*RECORDS FOR THE TASK*.
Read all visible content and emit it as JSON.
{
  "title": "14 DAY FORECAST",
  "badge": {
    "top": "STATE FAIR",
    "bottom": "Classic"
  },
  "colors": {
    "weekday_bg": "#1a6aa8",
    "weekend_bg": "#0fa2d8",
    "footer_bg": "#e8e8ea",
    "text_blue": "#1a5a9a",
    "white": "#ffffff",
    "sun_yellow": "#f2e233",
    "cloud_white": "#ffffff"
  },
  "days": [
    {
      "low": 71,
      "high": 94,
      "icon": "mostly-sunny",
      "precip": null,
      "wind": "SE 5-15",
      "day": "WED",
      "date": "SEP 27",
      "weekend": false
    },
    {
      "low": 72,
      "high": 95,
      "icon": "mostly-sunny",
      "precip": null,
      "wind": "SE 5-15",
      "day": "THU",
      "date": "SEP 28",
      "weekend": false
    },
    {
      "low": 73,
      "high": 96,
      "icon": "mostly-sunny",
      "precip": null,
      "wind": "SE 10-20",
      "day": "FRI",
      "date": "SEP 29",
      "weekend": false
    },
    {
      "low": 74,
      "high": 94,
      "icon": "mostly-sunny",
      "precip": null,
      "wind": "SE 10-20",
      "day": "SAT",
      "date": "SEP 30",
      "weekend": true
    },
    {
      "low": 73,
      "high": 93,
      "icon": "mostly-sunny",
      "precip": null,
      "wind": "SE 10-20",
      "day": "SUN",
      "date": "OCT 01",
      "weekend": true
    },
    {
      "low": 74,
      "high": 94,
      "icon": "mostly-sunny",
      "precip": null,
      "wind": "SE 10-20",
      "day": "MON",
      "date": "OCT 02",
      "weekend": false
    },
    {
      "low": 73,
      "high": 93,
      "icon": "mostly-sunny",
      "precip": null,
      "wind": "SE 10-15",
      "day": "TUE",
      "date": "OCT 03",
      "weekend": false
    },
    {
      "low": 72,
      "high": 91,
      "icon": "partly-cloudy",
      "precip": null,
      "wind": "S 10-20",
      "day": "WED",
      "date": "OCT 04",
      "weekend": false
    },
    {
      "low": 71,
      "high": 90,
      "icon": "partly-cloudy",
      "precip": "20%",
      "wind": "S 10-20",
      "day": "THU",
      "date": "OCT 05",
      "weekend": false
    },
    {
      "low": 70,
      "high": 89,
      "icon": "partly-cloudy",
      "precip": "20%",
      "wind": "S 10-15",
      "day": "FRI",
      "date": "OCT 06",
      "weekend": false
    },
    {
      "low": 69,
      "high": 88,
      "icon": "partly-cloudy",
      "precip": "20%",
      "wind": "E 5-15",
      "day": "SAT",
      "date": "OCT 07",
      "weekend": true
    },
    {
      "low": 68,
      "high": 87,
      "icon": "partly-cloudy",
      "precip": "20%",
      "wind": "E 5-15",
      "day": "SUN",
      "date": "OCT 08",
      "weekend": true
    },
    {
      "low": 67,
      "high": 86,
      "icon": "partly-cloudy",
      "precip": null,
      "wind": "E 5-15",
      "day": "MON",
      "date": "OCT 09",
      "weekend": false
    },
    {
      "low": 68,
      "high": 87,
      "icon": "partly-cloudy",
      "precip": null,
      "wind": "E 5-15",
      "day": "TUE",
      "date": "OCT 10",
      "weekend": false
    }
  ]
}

*REQUIREMENTS*.
Make an exact copy of every entry.

*SOLUTION FOR THIS PROBLEM*.
Read all visible content and emit it as JSON.
{
  "title": "14 DAY FORECAST",
  "badge": {
    "top": "STATE FAIR",
    "bottom": "Classic"
  },
  "colors": {
    "weekday_bg": "#1a6aa8",
    "weekend_bg": "#0fa2d8",
    "footer_bg": "#e8e8ea",
    "text_blue": "#1a5a9a",
    "white": "#ffffff",
    "sun_yellow": "#f2e233",
    "cloud_white": "#ffffff"
  },
  "days": [
    {
      "low": 71,
      "high": 94,
      "icon": "mostly-sunny",
      "precip": null,
      "wind": "SE 5-15",
      "day": "WED",
      "date": "SEP 27",
      "weekend": false
    },
    {
      "low": 72,
      "high": 95,
      "icon": "mostly-sunny",
      "precip": null,
      "wind": "SE 5-15",
      "day": "THU",
      "date": "SEP 28",
      "weekend": false
    },
    {
      "low": 73,
      "high": 96,
      "icon": "mostly-sunny",
      "precip": null,
      "wind": "SE 10-20",
      "day": "FRI",
      "date": "SEP 29",
      "weekend": false
    },
    {
      "low": 74,
      "high": 94,
      "icon": "mostly-sunny",
      "precip": null,
      "wind": "SE 10-20",
      "day": "SAT",
      "date": "SEP 30",
      "weekend": true
    },
    {
      "low": 73,
      "high": 93,
      "icon": "mostly-sunny",
      "precip": null,
      "wind": "SE 10-20",
      "day": "SUN",
      "date": "OCT 01",
      "weekend": true
    },
    {
      "low": 74,
      "high": 94,
      "icon": "mostly-sunny",
      "precip": null,
      "wind": "SE 10-20",
      "day": "MON",
      "date": "OCT 02",
      "weekend": false
    },
    {
      "low": 73,
      "high": 93,
      "icon": "mostly-sunny",
      "precip": null,
      "wind": "SE 10-15",
      "day": "TUE",
      "date": "OCT 03",
      "weekend": false
    },
    {
      "low": 72,
      "high": 91,
      "icon": "partly-cloudy",
      "precip": null,
      "wind": "S 10-20",
      "day": "WED",
      "date": "OCT 04",
      "weekend": false
    },
    {
      "low": 71,
      "high": 90,
      "icon": "partly-cloudy",
      "precip": "20%",
      "wind": "S 10-20",
      "day": "THU",
      "date": "OCT 05",
      "weekend": false
    },
    {
      "low": 70,
      "high": 89,
      "icon": "partly-cloudy",
      "precip": "20%",
      "wind": "S 10-15",
      "day": "FRI",
      "date": "OCT 06",
      "weekend": false
    },
    {
      "low": 69,
      "high": 88,
      "icon": "partly-cloudy",
      "precip": "20%",
      "wind": "E 5-15",
      "day": "SAT",
      "date": "OCT 07",
      "weekend": true
    },
    {
      "low": 68,
      "high": 87,
      "icon": "partly-cloudy",
      "precip": "20%",
      "wind": "E 5-15",
      "day": "SUN",
      "date": "OCT 08",
      "weekend": true
    },
    {
      "low": 67,
      "high": 86,
      "icon": "partly-cloudy",
      "precip": null,
      "wind": "E 5-15",
      "day": "MON",
      "date": "OCT 09",
      "weekend": false
    },
    {
      "low": 68,
      "high": 87,
      "icon": "partly-cloudy",
      "precip": null,
      "wind": "E 5-15",
      "day": "TUE",
      "date": "OCT 10",
      "weekend": false
    }
  ]
}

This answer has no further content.